### [WHAT TO PRODUCE]
Quote the records that follow in full, leaving the pictures out.

### [SOURCE RECORDS]
━━━━━━━━━━━━━━━━
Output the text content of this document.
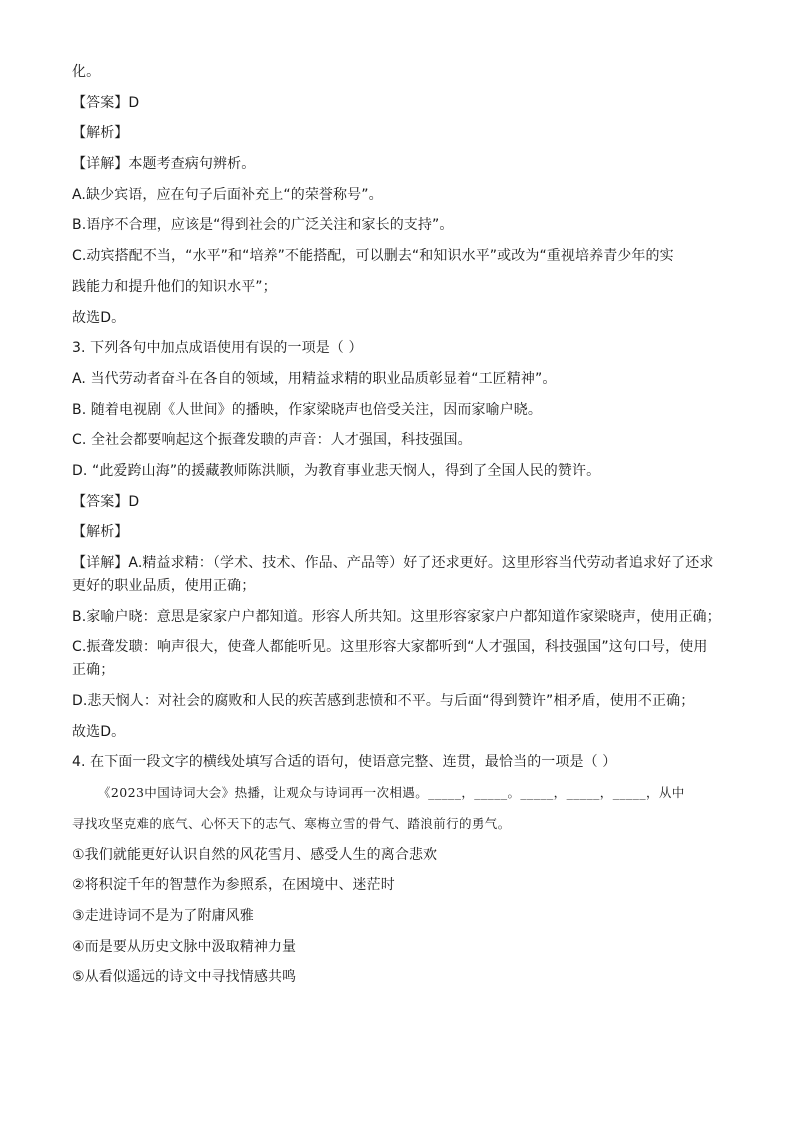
化。
【答案】D
【解析】
【详解】本题考查病句辨析。
A.缺少宾语，应在句子后面补充上“的荣誉称号”。
B.语序不合理，应该是“得到社会的广泛关注和家长的支持”。
C.动宾搭配不当，“水平”和“培养”不能搭配，可以删去“和知识水平”或改为“重视培养青少年的实
践能力和提升他们的知识水平”；
故选D。
3. 下列各句中加点成语使用有误的一项是（ ）
A. 当代劳动者奋斗在各自的领域，用精益求精的职业品质彰显着“工匠精神”。
B. 随着电视剧《人世间》的播映，作家梁晓声也倍受关注，因而家喻户晓。
C. 全社会都要响起这个振聋发聩的声音：人才强国，科技强国。
D. “此爱跨山海”的援藏教师陈洪顺，为教育事业悲天悯人，得到了全国人民的赞许。
【答案】D
【解析】
【详解】A.精益求精：（学术、技术、作品、产品等）好了还求更好。这里形容当代劳动者追求好了还求
更好的职业品质，使用正确；
B.家喻户晓：意思是家家户户都知道。形容人所共知。这里形容家家户户都知道作家梁晓声，使用正确；
C.振聋发聩：响声很大，使聋人都能听见。这里形容大家都听到“人才强国，科技强国”这句口号，使用
正确；
D.悲天悯人：对社会的腐败和人民的疾苦感到悲愤和不平。与后面“得到赞许”相矛盾，使用不正确；
故选D。
4. 在下面一段文字的横线处填写合适的语句，使语意完整、连贯，最恰当的一项是（ ）
《2023中国诗词大会》热播，让观众与诗词再一次相遇。_____，_____。_____，_____，_____，从中
寻找攻坚克难的底气、心怀天下的志气、寒梅立雪的骨气、踏浪前行的勇气。
①我们就能更好认识自然的风花雪月、感受人生的离合悲欢
②将积淀千年的智慧作为参照系，在困境中、迷茫时
③走进诗词不是为了附庸风雅
④而是要从历史文脉中汲取精神力量
⑤从看似遥远的诗文中寻找情感共鸣
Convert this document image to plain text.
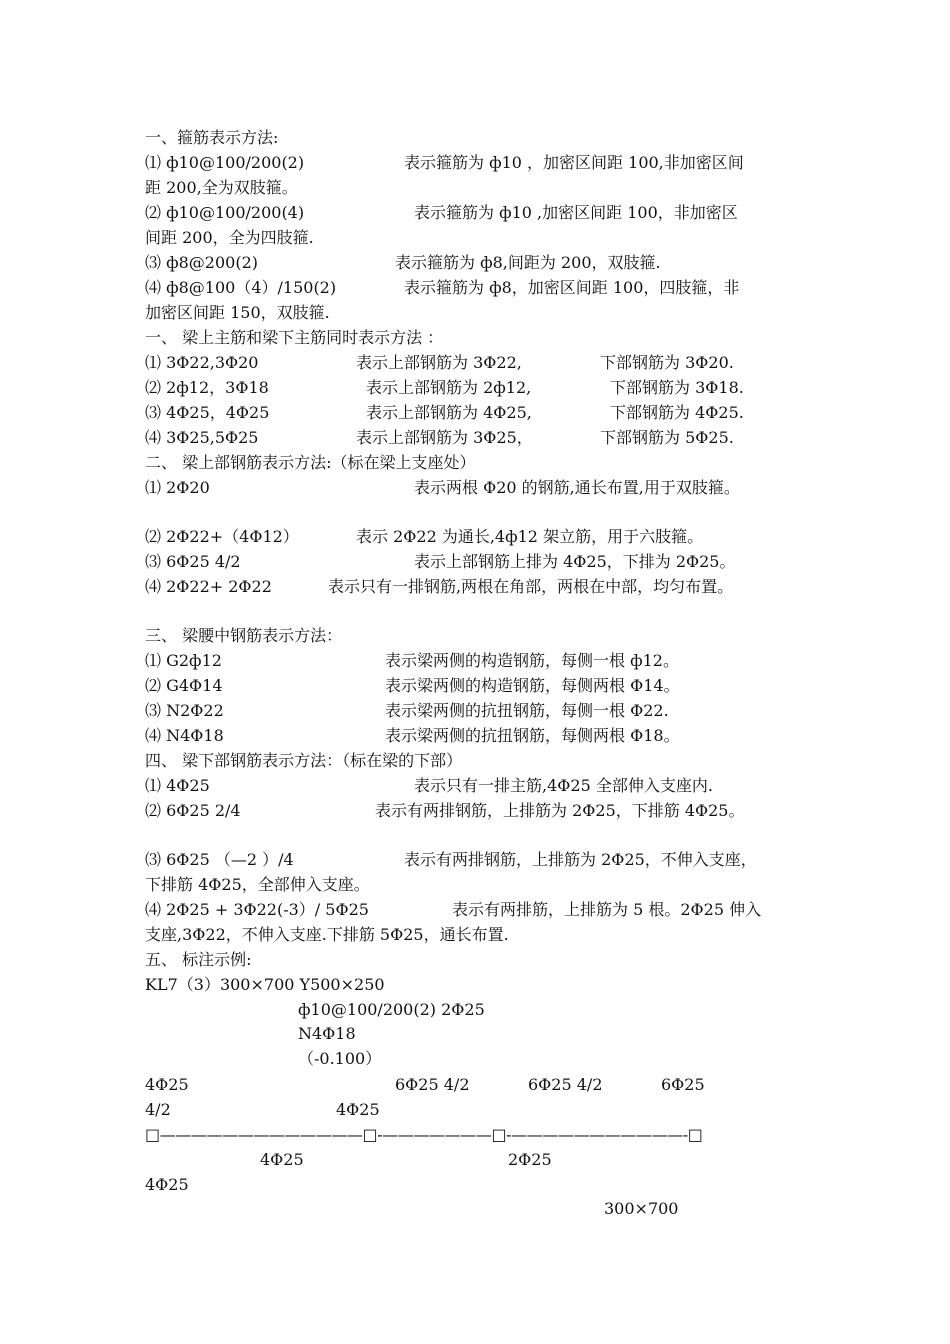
一、箍筋表示方法:
⑴ ф10@100/200(2)	表示箍筋为 ф10 ，加密区间距 100,非加密区间
距 200,全为双肢箍。
⑵ ф10@100/200(4)	表示箍筋为 ф10 ,加密区间距 100，非加密区
间距 200，全为四肢箍.
⑶ ф8@200(2)	表示箍筋为 ф8,间距为 200，双肢箍.
⑷ ф8@100（4）/150(2)	表示箍筋为 ф8，加密区间距 100，四肢箍，非
加密区间距 150，双肢箍.
一、 梁上主筋和梁下主筋同时表示方法 ：
⑴ 3Φ22,3Φ20	表示上部钢筋为 3Φ22,	下部钢筋为 3Φ20.
⑵ 2ф12，3Φ18	表示上部钢筋为 2ф12,	下部钢筋为 3Φ18.
⑶ 4Φ25，4Φ25	表示上部钢筋为 4Φ25,	下部钢筋为 4Φ25.
⑷ 3Φ25,5Φ25	表示上部钢筋为 3Φ25，	下部钢筋为 5Φ25.
二、 梁上部钢筋表示方法:（标在梁上支座处）
⑴ 2Φ20	表示两根 Φ20 的钢筋,通长布置,用于双肢箍。
⑵ 2Φ22+（4Φ12）	表示 2Φ22 为通长,4ф12 架立筋，用于六肢箍。
⑶ 6Φ25 4/2	表示上部钢筋上排为 4Φ25，下排为 2Φ25。
⑷ 2Φ22+ 2Φ22	表示只有一排钢筋,两根在角部，两根在中部，均匀布置。
三、 梁腰中钢筋表示方法：
⑴ G2ф12	表示梁两侧的构造钢筋，每侧一根 ф12。
⑵ G4Φ14	表示梁两侧的构造钢筋，每侧两根 Φ14。
⑶ N2Φ22	表示梁两侧的抗扭钢筋，每侧一根 Φ22.
⑷ N4Φ18	表示梁两侧的抗扭钢筋，每侧两根 Φ18。
四、 梁下部钢筋表示方法：（标在梁的下部）
⑴ 4Φ25	表示只有一排主筋,4Φ25 全部伸入支座内.
⑵ 6Φ25 2/4	表示有两排钢筋，上排筋为 2Φ25，下排筋 4Φ25。
⑶ 6Φ25 （—2 ）/4	表示有两排钢筋，上排筋为 2Φ25，不伸入支座，
下排筋 4Φ25，全部伸入支座。
⑷ 2Φ25 + 3Φ22(-3）/ 5Φ25	表示有两排筋，上排筋为 5 根。2Φ25 伸入
支座,3Φ22，不伸入支座.下排筋 5Φ25，通长布置.
五、 标注示例:
KL7（3）300×700 Y500×250
ф10@100/200(2) 2Φ25
N4Φ18
（-0.100）
4Φ25	6Φ25 4/2	6Φ25 4/2	6Φ25
4/2	4Φ25
□—————————————□-———————□-———————————-□
4Φ25	2Φ25
4Φ25
300×700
━━━━━━━━━━━━━━━━
### [WRITTEN RESPONSE]
Output the text content of this document.
化。
【答案】D
【解析】
【详解】本题考查病句辨析。
A.缺少宾语，应在句子后面补充上“的荣誉称号”。
B.语序不合理，应该是“得到社会的广泛关注和家长的支持”。
C.动宾搭配不当，“水平”和“培养”不能搭配，可以删去“和知识水平”或改为“重视培养青少年的实
践能力和提升他们的知识水平”；
故选D。
3. 下列各句中加点成语使用有误的一项是（ ）
A. 当代劳动者奋斗在各自的领域，用精益求精的职业品质彰显着“工匠精神”。
B. 随着电视剧《人世间》的播映，作家梁晓声也倍受关注，因而家喻户晓。
C. 全社会都要响起这个振聋发聩的声音：人才强国，科技强国。
D. “此爱跨山海”的援藏教师陈洪顺，为教育事业悲天悯人，得到了全国人民的赞许。
【答案】D
【解析】
【详解】A.精益求精：（学术、技术、作品、产品等）好了还求更好。这里形容当代劳动者追求好了还求
更好的职业品质，使用正确；
B.家喻户晓：意思是家家户户都知道。形容人所共知。这里形容家家户户都知道作家梁晓声，使用正确；
C.振聋发聩：响声很大，使聋人都能听见。这里形容大家都听到“人才强国，科技强国”这句口号，使用
正确；
D.悲天悯人：对社会的腐败和人民的疾苦感到悲愤和不平。与后面“得到赞许”相矛盾，使用不正确；
故选D。
4. 在下面一段文字的横线处填写合适的语句，使语意完整、连贯，最恰当的一项是（ ）
《2023中国诗词大会》热播，让观众与诗词再一次相遇。_____，_____。_____，_____，_____，从中
寻找攻坚克难的底气、心怀天下的志气、寒梅立雪的骨气、踏浪前行的勇气。
①我们就能更好认识自然的风花雪月、感受人生的离合悲欢
②将积淀千年的智慧作为参照系，在困境中、迷茫时
③走进诗词不是为了附庸风雅
④而是要从历史文脉中汲取精神力量
⑤从看似遥远的诗文中寻找情感共鸣
Convert this document image to plain text.
一、箍筋表示方法:
⑴ ф10@100/200(2)	表示箍筋为 ф10 ，加密区间距 100,非加密区间
距 200,全为双肢箍。
⑵ ф10@100/200(4)	表示箍筋为 ф10 ,加密区间距 100，非加密区
间距 200，全为四肢箍.
⑶ ф8@200(2)	表示箍筋为 ф8,间距为 200，双肢箍.
⑷ ф8@100（4）/150(2)	表示箍筋为 ф8，加密区间距 100，四肢箍，非
加密区间距 150，双肢箍.
一、 梁上主筋和梁下主筋同时表示方法 ：
⑴ 3Φ22,3Φ20	表示上部钢筋为 3Φ22,	下部钢筋为 3Φ20.
⑵ 2ф12，3Φ18	表示上部钢筋为 2ф12,	下部钢筋为 3Φ18.
⑶ 4Φ25，4Φ25	表示上部钢筋为 4Φ25,	下部钢筋为 4Φ25.
⑷ 3Φ25,5Φ25	表示上部钢筋为 3Φ25，	下部钢筋为 5Φ25.
二、 梁上部钢筋表示方法:（标在梁上支座处）
⑴ 2Φ20	表示两根 Φ20 的钢筋,通长布置,用于双肢箍。
⑵ 2Φ22+（4Φ12）	表示 2Φ22 为通长,4ф12 架立筋，用于六肢箍。
⑶ 6Φ25 4/2	表示上部钢筋上排为 4Φ25，下排为 2Φ25。
⑷ 2Φ22+ 2Φ22	表示只有一排钢筋,两根在角部，两根在中部，均匀布置。
三、 梁腰中钢筋表示方法：
⑴ G2ф12	表示梁两侧的构造钢筋，每侧一根 ф12。
⑵ G4Φ14	表示梁两侧的构造钢筋，每侧两根 Φ14。
⑶ N2Φ22	表示梁两侧的抗扭钢筋，每侧一根 Φ22.
⑷ N4Φ18	表示梁两侧的抗扭钢筋，每侧两根 Φ18。
四、 梁下部钢筋表示方法：（标在梁的下部）
⑴ 4Φ25	表示只有一排主筋,4Φ25 全部伸入支座内.
⑵ 6Φ25 2/4	表示有两排钢筋，上排筋为 2Φ25，下排筋 4Φ25。
⑶ 6Φ25 （—2 ）/4	表示有两排钢筋，上排筋为 2Φ25，不伸入支座，
下排筋 4Φ25，全部伸入支座。
⑷ 2Φ25 + 3Φ22(-3）/ 5Φ25	表示有两排筋，上排筋为 5 根。2Φ25 伸入
支座,3Φ22，不伸入支座.下排筋 5Φ25，通长布置.
五、 标注示例:
KL7（3）300×700 Y500×250
ф10@100/200(2) 2Φ25
N4Φ18
（-0.100）
4Φ25	6Φ25 4/2	6Φ25 4/2	6Φ25
4/2	4Φ25
□—————————————□-———————□-———————————-□
4Φ25	2Φ25
4Φ25
300×700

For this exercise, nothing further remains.